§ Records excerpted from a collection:
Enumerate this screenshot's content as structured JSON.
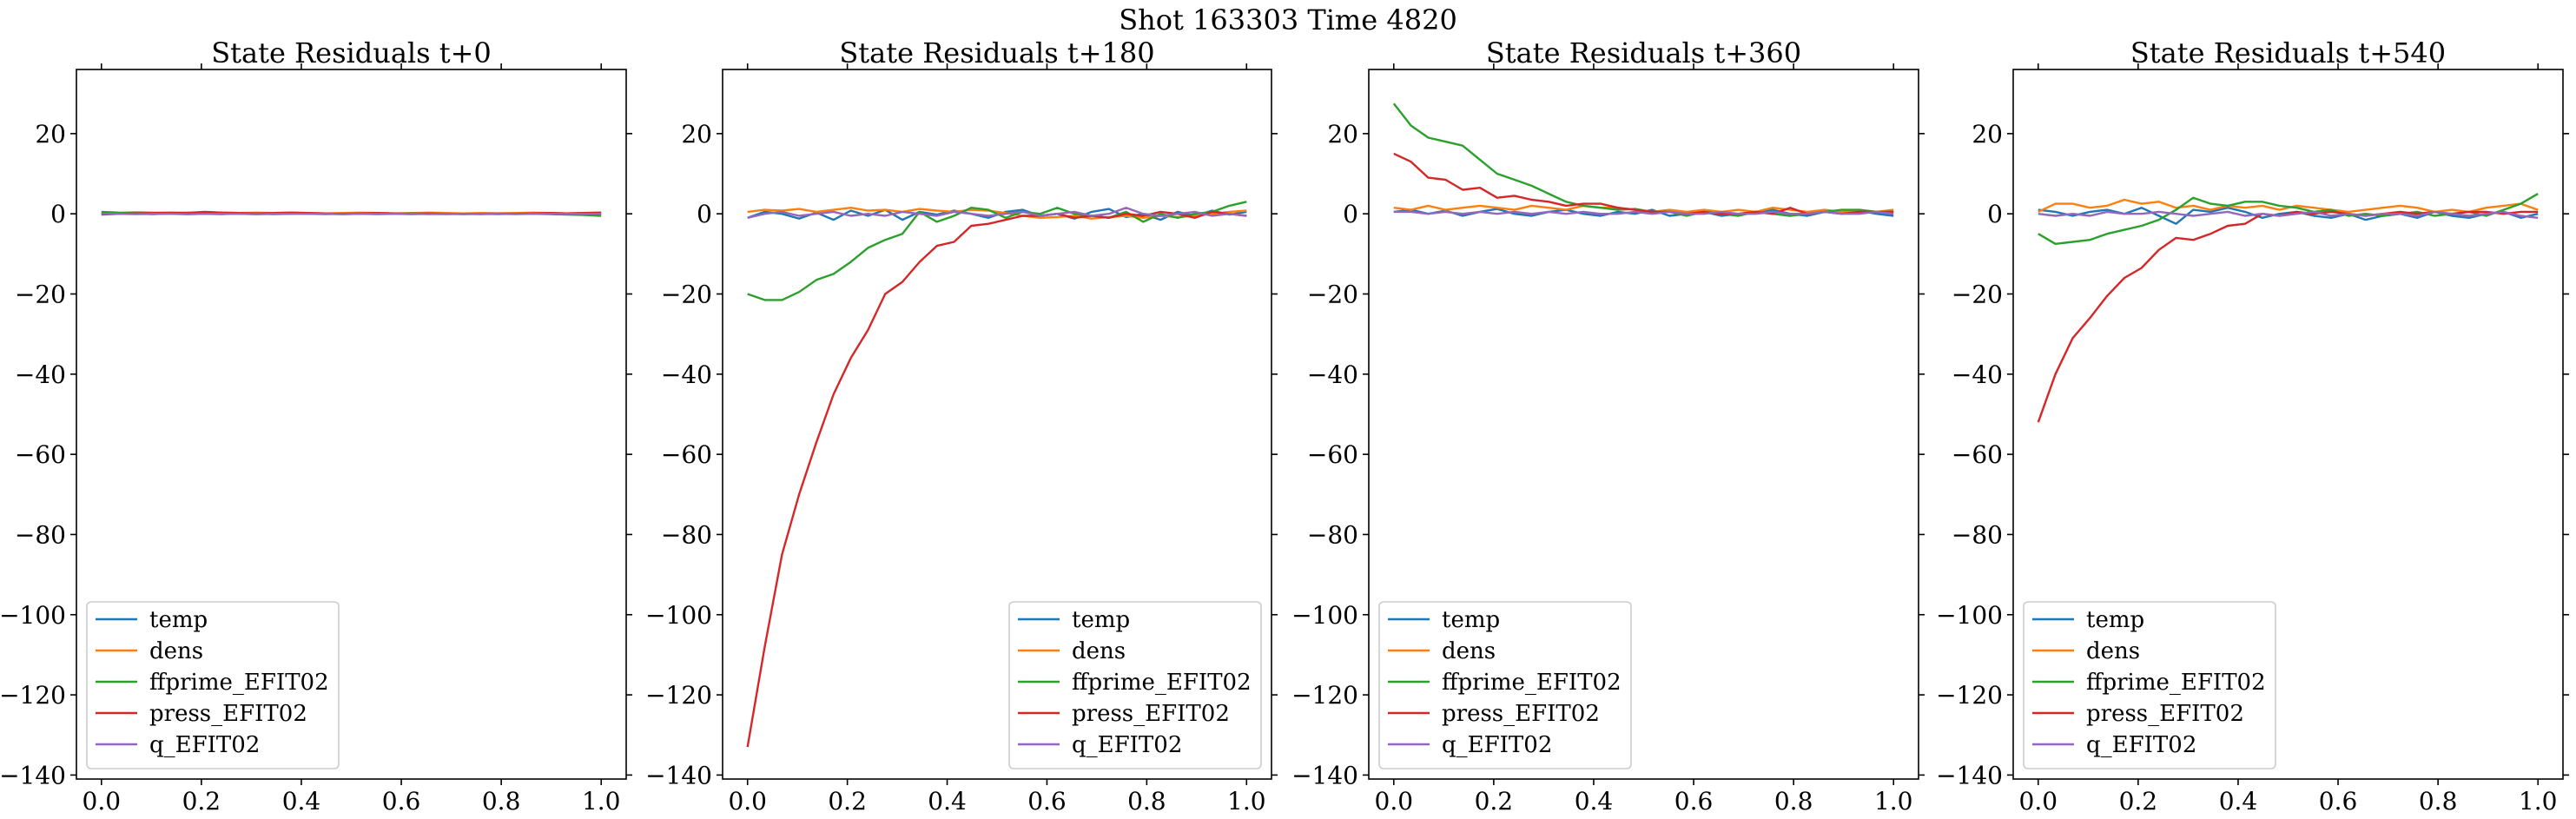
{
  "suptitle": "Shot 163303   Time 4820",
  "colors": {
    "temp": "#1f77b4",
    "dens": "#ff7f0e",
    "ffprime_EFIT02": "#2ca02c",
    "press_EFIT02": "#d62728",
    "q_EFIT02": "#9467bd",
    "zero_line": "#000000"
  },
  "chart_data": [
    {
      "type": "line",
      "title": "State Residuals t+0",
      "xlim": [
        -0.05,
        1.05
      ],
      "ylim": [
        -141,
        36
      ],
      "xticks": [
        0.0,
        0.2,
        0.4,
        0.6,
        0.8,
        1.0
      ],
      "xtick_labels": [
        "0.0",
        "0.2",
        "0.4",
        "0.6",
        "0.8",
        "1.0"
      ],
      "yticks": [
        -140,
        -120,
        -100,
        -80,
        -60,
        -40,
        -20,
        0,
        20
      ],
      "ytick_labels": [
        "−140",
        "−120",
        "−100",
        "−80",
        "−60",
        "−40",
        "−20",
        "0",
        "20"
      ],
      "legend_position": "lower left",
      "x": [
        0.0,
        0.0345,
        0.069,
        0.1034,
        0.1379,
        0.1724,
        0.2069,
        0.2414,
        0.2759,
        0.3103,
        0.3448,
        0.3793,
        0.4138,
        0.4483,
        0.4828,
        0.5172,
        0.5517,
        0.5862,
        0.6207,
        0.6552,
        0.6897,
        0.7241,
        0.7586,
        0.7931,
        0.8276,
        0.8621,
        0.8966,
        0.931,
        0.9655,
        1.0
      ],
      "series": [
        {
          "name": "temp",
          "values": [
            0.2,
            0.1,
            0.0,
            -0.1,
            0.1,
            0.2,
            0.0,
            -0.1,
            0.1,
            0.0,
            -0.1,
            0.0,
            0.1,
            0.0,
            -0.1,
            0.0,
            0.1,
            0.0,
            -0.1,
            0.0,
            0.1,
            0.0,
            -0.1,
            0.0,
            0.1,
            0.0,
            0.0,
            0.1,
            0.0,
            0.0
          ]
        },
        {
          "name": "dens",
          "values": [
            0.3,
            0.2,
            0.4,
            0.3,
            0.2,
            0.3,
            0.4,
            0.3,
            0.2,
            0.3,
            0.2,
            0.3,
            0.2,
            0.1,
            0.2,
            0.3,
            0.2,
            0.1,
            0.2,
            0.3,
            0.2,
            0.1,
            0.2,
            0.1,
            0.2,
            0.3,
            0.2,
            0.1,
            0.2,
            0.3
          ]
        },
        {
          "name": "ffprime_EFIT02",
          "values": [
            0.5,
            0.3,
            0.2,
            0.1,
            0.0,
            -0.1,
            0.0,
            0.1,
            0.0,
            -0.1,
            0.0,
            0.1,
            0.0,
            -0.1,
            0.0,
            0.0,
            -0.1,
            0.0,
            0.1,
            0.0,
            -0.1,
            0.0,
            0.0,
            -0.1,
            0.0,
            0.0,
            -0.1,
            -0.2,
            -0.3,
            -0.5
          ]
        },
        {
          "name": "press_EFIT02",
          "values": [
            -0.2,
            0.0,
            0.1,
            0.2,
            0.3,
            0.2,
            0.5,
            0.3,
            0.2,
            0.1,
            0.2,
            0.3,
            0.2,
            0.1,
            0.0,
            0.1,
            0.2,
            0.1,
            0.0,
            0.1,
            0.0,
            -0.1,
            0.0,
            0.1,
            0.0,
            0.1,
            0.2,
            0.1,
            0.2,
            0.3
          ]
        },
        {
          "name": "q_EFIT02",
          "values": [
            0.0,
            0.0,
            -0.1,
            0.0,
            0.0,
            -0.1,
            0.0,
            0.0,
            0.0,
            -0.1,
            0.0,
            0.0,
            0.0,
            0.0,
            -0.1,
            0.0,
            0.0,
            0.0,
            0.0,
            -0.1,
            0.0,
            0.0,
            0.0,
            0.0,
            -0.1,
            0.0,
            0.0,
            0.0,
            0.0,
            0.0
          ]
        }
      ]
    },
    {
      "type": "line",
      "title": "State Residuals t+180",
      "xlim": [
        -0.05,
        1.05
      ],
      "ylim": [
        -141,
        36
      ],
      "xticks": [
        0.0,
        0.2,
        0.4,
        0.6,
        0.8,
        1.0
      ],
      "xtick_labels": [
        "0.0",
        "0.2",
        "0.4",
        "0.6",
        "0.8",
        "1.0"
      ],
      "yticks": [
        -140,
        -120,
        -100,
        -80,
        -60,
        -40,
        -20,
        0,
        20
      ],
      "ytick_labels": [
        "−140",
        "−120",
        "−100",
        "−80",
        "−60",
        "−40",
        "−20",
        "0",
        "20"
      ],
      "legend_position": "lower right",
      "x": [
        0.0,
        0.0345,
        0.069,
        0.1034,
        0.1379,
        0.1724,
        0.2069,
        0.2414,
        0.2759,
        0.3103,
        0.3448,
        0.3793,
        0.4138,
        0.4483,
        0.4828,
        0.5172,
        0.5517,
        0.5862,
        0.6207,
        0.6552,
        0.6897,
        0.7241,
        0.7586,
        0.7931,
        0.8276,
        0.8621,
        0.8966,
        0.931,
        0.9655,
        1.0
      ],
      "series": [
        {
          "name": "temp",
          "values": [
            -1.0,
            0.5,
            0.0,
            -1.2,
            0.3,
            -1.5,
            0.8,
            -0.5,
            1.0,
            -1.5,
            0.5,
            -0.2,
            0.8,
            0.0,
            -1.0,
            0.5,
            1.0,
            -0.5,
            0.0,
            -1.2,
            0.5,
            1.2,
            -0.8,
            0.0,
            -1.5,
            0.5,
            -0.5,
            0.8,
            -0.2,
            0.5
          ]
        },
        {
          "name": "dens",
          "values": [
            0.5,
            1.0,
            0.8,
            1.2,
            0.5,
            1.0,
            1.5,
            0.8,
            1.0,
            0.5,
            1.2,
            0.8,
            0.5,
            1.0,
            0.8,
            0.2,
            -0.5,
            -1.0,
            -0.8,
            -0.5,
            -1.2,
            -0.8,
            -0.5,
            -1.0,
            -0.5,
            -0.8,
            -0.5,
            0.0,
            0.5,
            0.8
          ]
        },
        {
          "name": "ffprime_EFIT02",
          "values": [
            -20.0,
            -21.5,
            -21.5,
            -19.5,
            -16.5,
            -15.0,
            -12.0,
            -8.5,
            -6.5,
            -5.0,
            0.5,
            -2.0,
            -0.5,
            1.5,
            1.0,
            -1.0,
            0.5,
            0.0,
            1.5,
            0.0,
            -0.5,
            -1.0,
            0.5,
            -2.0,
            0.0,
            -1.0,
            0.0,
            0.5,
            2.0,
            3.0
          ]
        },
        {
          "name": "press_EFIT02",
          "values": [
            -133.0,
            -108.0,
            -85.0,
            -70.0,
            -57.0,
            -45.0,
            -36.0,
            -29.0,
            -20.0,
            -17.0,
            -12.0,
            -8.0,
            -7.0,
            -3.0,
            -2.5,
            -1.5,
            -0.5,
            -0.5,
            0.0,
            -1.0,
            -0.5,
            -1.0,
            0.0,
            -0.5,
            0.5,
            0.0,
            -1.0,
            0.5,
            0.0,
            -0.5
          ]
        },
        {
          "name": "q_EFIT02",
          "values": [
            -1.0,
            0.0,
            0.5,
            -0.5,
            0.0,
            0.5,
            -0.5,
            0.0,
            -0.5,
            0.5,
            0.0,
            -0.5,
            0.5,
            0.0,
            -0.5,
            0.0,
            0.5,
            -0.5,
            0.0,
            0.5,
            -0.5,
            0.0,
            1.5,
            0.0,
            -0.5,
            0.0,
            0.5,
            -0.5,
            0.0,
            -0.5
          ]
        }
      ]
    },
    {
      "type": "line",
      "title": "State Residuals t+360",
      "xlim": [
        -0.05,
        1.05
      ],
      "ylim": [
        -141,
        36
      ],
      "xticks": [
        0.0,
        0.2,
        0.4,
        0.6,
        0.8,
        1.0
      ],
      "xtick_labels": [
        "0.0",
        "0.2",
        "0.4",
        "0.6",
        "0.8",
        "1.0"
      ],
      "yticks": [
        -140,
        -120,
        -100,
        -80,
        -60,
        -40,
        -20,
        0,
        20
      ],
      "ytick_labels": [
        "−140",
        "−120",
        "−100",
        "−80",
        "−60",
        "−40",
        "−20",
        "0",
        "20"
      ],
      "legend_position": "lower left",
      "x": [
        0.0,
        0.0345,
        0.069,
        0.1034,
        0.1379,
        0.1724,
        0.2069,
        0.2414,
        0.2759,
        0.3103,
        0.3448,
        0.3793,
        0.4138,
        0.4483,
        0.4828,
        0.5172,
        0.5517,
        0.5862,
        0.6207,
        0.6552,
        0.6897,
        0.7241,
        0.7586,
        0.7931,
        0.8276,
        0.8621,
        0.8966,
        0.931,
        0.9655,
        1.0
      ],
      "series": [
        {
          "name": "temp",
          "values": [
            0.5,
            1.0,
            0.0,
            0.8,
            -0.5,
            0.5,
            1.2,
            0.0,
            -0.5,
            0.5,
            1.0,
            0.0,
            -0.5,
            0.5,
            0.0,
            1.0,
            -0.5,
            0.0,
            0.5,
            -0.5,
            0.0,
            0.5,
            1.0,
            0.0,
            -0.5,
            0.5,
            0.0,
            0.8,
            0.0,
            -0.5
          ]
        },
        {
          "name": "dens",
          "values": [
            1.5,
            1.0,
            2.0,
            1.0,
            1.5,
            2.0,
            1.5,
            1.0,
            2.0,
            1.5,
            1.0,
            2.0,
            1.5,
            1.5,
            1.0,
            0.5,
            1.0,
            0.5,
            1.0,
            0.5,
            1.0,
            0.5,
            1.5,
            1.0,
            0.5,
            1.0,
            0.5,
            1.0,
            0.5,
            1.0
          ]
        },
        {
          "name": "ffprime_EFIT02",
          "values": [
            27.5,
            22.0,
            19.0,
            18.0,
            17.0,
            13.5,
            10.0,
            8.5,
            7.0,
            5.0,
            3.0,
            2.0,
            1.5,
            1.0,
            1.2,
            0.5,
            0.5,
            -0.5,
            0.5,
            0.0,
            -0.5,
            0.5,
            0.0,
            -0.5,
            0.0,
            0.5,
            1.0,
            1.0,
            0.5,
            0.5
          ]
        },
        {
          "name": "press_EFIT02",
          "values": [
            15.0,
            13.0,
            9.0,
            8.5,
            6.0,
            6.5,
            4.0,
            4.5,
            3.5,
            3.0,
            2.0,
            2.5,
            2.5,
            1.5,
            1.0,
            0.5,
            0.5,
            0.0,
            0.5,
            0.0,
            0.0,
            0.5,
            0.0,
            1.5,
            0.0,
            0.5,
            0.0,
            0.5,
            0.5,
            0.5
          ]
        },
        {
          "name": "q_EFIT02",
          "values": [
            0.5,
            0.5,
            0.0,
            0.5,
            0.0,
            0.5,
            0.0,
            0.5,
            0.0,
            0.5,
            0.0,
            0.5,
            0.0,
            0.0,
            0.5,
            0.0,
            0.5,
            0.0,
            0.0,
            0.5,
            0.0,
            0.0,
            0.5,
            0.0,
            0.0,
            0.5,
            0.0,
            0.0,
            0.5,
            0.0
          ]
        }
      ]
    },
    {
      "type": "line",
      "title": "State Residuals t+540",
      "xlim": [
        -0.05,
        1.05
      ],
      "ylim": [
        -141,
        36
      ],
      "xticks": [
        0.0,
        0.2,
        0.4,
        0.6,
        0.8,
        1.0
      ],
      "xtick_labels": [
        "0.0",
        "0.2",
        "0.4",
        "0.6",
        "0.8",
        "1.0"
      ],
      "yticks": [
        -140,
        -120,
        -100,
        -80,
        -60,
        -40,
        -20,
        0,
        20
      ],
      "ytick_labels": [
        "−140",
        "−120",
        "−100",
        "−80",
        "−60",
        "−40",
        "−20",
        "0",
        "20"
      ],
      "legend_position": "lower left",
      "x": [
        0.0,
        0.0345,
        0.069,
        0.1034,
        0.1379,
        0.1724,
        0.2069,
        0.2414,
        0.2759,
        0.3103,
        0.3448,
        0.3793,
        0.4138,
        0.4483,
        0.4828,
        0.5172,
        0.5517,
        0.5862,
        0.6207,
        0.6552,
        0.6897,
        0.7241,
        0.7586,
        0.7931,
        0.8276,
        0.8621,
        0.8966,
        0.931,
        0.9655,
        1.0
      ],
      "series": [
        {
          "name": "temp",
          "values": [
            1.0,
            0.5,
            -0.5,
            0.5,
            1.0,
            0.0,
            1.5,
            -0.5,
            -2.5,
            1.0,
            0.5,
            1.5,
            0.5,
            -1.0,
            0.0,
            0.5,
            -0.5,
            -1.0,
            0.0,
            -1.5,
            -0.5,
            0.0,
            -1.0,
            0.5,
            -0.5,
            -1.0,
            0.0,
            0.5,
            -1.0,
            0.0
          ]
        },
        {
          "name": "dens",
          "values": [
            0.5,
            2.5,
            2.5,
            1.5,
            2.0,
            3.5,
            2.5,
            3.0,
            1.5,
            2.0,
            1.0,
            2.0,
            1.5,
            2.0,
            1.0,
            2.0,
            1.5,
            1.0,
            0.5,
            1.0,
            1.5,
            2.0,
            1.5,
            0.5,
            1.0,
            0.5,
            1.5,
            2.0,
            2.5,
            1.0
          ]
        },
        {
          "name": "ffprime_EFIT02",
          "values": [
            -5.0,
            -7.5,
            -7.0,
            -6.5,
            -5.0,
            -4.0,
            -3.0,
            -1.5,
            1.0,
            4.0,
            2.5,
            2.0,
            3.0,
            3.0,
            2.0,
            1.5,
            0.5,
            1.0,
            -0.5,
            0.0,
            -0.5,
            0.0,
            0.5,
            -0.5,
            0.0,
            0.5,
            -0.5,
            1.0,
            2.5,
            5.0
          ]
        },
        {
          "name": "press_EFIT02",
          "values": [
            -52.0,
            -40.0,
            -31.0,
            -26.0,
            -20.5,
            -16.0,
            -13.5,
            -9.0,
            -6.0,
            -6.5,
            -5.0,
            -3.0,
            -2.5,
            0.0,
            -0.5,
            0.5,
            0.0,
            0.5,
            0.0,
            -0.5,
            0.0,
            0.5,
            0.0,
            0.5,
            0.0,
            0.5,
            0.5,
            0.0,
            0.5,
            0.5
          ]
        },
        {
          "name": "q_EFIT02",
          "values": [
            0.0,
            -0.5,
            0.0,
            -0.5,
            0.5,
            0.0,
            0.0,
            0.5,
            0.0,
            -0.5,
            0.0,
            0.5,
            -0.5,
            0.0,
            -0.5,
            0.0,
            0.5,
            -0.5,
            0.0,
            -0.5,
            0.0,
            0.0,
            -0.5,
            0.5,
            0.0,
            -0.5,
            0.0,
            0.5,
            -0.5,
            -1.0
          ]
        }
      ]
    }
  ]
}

§ THE PROBLEM: Count the lines above that contain the word "State", and give only that number.

§ TASK SOLUTION: 4